THE PROBLEM: Can you copy out the data exactly? Leave the images out.

--- START OF DATA ROWS ---

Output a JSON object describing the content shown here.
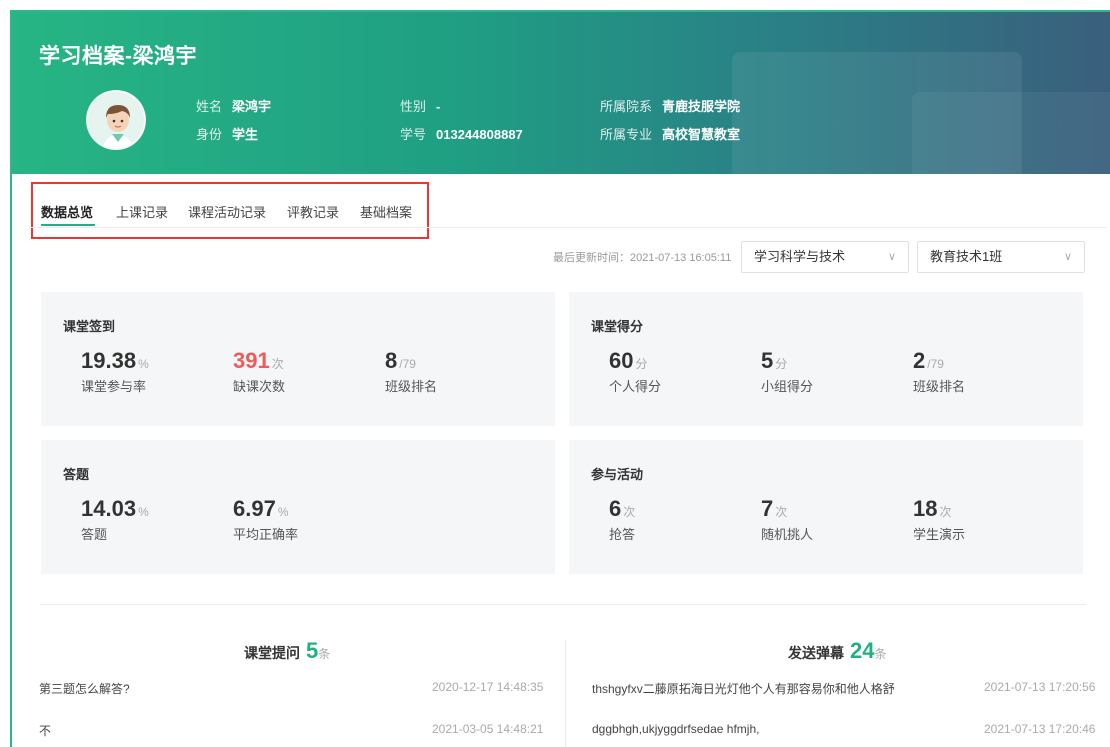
{
  "header": {
    "title": "学习档案-梁鸿宇",
    "name_label": "姓名",
    "name_value": "梁鸿宇",
    "role_label": "身份",
    "role_value": "学生",
    "gender_label": "性别",
    "gender_value": "-",
    "id_label": "学号",
    "id_value": "013244808887",
    "dept_label": "所属院系",
    "dept_value": "青鹿技服学院",
    "major_label": "所属专业",
    "major_value": "高校智慧教室"
  },
  "tabs": [
    {
      "label": "数据总览",
      "active": true
    },
    {
      "label": "上课记录"
    },
    {
      "label": "课程活动记录"
    },
    {
      "label": "评教记录"
    },
    {
      "label": "基础档案"
    }
  ],
  "filters": {
    "updated_text": "最后更新时间：2021-07-13 16:05:11",
    "course": "学习科学与技术",
    "class": "教育技术1班"
  },
  "cards": {
    "attendance": {
      "title": "课堂签到",
      "stats": [
        {
          "value": "19.38",
          "unit": "%",
          "label": "课堂参与率"
        },
        {
          "value": "391",
          "unit": "次",
          "label": "缺课次数"
        },
        {
          "value": "8",
          "unit": "/79",
          "label": "班级排名"
        }
      ]
    },
    "score": {
      "title": "课堂得分",
      "stats": [
        {
          "value": "60",
          "unit": "分",
          "label": "个人得分"
        },
        {
          "value": "5",
          "unit": "分",
          "label": "小组得分"
        },
        {
          "value": "2",
          "unit": "/79",
          "label": "班级排名"
        }
      ]
    },
    "answer": {
      "title": "答题",
      "stats": [
        {
          "value": "14.03",
          "unit": "%",
          "label": "答题"
        },
        {
          "value": "6.97",
          "unit": "%",
          "label": "平均正确率"
        }
      ]
    },
    "activity": {
      "title": "参与活动",
      "stats": [
        {
          "value": "6",
          "unit": "次",
          "label": "抢答"
        },
        {
          "value": "7",
          "unit": "次",
          "label": "随机挑人"
        },
        {
          "value": "18",
          "unit": "次",
          "label": "学生演示"
        }
      ]
    }
  },
  "questions": {
    "title": "课堂提问",
    "count": "5",
    "unit": "条",
    "items": [
      {
        "text": "第三题怎么解答?",
        "time": "2020-12-17 14:48:35"
      },
      {
        "text": "不",
        "time": "2021-03-05 14:48:21"
      }
    ]
  },
  "danmu": {
    "title": "发送弹幕",
    "count": "24",
    "unit": "条",
    "items": [
      {
        "text": "thshgyfxv二藤原拓海日光灯他个人有那容易你和他人格舒",
        "time": "2021-07-13 17:20:56"
      },
      {
        "text": "dggbhgh,ukjyggdrfsedae hfmjh,",
        "time": "2021-07-13 17:20:46"
      }
    ]
  },
  "colors": {
    "accent": "#20b183",
    "danger": "#ef5b5b",
    "highlight_box": "#e53935"
  }
}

--- END OF DATA ROWS ---

TASK RESULT:
Output a JSON object describing the content shown here.
{
  "header": {
    "title": "学习档案-梁鸿宇",
    "name_label": "姓名",
    "name_value": "梁鸿宇",
    "role_label": "身份",
    "role_value": "学生",
    "gender_label": "性别",
    "gender_value": "-",
    "id_label": "学号",
    "id_value": "013244808887",
    "dept_label": "所属院系",
    "dept_value": "青鹿技服学院",
    "major_label": "所属专业",
    "major_value": "高校智慧教室"
  },
  "tabs": [
    {
      "label": "数据总览",
      "active": true
    },
    {
      "label": "上课记录"
    },
    {
      "label": "课程活动记录"
    },
    {
      "label": "评教记录"
    },
    {
      "label": "基础档案"
    }
  ],
  "filters": {
    "updated_text": "最后更新时间：2021-07-13 16:05:11",
    "course": "学习科学与技术",
    "class": "教育技术1班"
  },
  "cards": {
    "attendance": {
      "title": "课堂签到",
      "stats": [
        {
          "value": "19.38",
          "unit": "%",
          "label": "课堂参与率"
        },
        {
          "value": "391",
          "unit": "次",
          "label": "缺课次数"
        },
        {
          "value": "8",
          "unit": "/79",
          "label": "班级排名"
        }
      ]
    },
    "score": {
      "title": "课堂得分",
      "stats": [
        {
          "value": "60",
          "unit": "分",
          "label": "个人得分"
        },
        {
          "value": "5",
          "unit": "分",
          "label": "小组得分"
        },
        {
          "value": "2",
          "unit": "/79",
          "label": "班级排名"
        }
      ]
    },
    "answer": {
      "title": "答题",
      "stats": [
        {
          "value": "14.03",
          "unit": "%",
          "label": "答题"
        },
        {
          "value": "6.97",
          "unit": "%",
          "label": "平均正确率"
        }
      ]
    },
    "activity": {
      "title": "参与活动",
      "stats": [
        {
          "value": "6",
          "unit": "次",
          "label": "抢答"
        },
        {
          "value": "7",
          "unit": "次",
          "label": "随机挑人"
        },
        {
          "value": "18",
          "unit": "次",
          "label": "学生演示"
        }
      ]
    }
  },
  "questions": {
    "title": "课堂提问",
    "count": "5",
    "unit": "条",
    "items": [
      {
        "text": "第三题怎么解答?",
        "time": "2020-12-17 14:48:35"
      },
      {
        "text": "不",
        "time": "2021-03-05 14:48:21"
      }
    ]
  },
  "danmu": {
    "title": "发送弹幕",
    "count": "24",
    "unit": "条",
    "items": [
      {
        "text": "thshgyfxv二藤原拓海日光灯他个人有那容易你和他人格舒",
        "time": "2021-07-13 17:20:56"
      },
      {
        "text": "dggbhgh,ukjyggdrfsedae hfmjh,",
        "time": "2021-07-13 17:20:46"
      }
    ]
  },
  "colors": {
    "accent": "#20b183",
    "danger": "#ef5b5b",
    "highlight_box": "#e53935"
  }
}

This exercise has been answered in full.